§ AIM OF THE TASK
Determine how many lines of the records include "Amer", and answer with the number alone.

§ GIVEN ENTRIES
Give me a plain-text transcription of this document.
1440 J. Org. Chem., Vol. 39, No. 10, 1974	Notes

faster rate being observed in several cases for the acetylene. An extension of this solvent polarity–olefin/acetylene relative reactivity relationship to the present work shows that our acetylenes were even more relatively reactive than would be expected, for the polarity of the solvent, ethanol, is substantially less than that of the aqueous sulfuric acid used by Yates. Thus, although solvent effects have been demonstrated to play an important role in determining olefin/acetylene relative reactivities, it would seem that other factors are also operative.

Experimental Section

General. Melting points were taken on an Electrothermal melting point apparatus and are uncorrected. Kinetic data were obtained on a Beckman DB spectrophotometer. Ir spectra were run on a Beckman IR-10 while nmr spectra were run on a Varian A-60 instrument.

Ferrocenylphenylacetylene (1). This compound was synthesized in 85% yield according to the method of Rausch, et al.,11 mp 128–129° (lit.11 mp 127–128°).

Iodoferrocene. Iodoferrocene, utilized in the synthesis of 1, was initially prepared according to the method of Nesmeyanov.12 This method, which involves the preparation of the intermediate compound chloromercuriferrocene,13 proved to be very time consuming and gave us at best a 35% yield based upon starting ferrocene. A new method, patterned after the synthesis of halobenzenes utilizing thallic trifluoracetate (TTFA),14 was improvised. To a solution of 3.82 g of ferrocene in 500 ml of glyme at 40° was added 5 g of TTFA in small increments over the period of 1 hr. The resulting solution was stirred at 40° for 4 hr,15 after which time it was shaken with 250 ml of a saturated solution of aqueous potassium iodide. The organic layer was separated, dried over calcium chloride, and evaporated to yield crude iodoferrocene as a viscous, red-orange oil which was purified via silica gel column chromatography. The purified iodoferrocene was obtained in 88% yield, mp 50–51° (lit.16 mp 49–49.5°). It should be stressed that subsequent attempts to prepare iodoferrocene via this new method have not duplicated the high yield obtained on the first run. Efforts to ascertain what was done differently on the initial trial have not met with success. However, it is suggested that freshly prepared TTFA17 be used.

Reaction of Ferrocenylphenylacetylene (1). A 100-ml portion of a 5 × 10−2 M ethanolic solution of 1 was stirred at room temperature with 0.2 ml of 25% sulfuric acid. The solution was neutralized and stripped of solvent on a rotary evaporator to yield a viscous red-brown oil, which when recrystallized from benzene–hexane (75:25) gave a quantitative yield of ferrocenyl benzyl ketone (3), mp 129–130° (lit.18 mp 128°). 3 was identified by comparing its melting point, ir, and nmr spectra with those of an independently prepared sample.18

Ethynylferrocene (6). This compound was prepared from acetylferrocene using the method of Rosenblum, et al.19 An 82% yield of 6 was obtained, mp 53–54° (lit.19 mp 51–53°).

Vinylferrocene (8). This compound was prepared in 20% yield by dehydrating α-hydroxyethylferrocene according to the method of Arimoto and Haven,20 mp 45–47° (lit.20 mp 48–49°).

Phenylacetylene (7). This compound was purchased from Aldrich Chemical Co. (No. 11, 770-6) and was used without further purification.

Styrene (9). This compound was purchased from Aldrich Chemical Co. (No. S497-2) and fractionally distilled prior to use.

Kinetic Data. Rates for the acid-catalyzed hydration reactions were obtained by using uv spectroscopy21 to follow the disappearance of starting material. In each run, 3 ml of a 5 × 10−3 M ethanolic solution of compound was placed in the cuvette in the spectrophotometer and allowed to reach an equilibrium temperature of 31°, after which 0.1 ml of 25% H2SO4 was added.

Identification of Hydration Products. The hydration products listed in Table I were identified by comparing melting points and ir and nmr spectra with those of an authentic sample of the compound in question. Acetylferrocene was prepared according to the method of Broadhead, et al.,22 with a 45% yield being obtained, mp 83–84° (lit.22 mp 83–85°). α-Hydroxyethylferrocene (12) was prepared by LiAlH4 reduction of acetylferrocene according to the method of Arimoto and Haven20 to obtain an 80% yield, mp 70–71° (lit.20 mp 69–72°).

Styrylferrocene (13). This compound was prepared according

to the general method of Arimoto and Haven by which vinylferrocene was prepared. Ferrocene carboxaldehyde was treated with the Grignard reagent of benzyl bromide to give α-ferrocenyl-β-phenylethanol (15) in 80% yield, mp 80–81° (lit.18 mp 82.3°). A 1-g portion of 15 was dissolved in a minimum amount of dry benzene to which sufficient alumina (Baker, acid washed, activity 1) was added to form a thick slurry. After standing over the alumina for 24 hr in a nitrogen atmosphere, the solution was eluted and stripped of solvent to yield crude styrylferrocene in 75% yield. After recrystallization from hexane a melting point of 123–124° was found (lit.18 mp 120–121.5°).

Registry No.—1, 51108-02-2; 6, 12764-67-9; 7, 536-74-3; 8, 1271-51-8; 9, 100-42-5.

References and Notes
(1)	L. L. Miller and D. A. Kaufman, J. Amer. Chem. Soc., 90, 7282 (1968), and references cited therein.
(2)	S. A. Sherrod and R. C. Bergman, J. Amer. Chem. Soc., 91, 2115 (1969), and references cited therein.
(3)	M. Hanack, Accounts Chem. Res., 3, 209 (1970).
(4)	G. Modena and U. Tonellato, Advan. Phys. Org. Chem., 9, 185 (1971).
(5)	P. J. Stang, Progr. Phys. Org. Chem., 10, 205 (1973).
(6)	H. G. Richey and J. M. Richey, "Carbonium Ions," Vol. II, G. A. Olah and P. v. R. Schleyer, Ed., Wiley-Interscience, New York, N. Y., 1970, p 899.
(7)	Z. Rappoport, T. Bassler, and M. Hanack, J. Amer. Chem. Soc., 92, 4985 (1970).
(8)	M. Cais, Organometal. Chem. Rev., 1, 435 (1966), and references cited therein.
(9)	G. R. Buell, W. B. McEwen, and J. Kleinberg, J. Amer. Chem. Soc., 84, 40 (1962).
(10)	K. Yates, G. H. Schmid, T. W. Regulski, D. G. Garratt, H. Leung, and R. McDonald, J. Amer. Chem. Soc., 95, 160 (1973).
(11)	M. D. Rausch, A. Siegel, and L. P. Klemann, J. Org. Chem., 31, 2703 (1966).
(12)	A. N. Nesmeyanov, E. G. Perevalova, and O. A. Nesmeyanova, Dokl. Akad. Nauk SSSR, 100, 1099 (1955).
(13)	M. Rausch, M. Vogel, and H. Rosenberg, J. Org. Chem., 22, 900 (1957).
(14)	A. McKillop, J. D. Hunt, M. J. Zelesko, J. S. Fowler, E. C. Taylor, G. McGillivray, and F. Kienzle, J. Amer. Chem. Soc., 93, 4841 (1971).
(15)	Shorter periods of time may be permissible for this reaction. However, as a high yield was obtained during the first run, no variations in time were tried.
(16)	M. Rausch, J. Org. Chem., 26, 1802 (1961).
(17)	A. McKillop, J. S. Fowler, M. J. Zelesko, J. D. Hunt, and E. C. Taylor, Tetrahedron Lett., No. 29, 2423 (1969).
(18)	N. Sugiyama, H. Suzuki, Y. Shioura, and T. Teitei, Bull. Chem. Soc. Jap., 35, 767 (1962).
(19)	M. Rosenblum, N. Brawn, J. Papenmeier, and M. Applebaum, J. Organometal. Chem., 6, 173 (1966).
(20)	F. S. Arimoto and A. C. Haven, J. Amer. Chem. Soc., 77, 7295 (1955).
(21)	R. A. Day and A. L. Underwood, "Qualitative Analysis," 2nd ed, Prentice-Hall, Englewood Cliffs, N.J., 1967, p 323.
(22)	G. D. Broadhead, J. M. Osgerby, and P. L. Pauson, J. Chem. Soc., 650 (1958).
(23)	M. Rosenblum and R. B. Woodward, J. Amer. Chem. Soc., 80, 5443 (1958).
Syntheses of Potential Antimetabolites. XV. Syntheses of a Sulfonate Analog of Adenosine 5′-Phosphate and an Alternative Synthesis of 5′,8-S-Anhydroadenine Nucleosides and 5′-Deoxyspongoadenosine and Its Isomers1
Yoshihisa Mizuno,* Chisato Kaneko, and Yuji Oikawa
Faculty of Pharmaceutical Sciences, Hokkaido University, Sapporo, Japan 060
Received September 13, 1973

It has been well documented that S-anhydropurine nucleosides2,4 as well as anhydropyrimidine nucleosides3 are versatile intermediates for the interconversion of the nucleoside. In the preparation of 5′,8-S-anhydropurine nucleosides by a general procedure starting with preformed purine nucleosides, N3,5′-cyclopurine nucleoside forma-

§ FULL SOLUTION
8